In the data below, find every line that has the string "Makwana", and copy it.

Excerpt from a dataset
┌──

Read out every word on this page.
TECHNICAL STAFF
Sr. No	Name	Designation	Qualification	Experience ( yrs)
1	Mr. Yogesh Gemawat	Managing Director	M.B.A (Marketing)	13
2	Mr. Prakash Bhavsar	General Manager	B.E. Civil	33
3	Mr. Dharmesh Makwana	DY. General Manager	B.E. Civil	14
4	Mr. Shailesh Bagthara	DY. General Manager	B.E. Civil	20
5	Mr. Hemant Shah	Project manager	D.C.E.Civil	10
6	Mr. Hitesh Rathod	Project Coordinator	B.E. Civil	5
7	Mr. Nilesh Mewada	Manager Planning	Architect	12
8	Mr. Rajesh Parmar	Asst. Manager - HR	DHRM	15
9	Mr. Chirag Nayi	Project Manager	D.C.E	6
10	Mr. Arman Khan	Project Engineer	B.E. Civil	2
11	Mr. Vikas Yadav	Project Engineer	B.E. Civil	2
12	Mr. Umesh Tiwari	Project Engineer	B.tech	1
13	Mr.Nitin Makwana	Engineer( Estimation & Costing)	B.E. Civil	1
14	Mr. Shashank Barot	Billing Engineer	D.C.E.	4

└──

Exercise response -
3	Mr. Dharmesh Makwana	DY. General Manager	B.E. Civil	14
13	Mr.Nitin Makwana	Engineer( Estimation & Costing)	B.E. Civil	1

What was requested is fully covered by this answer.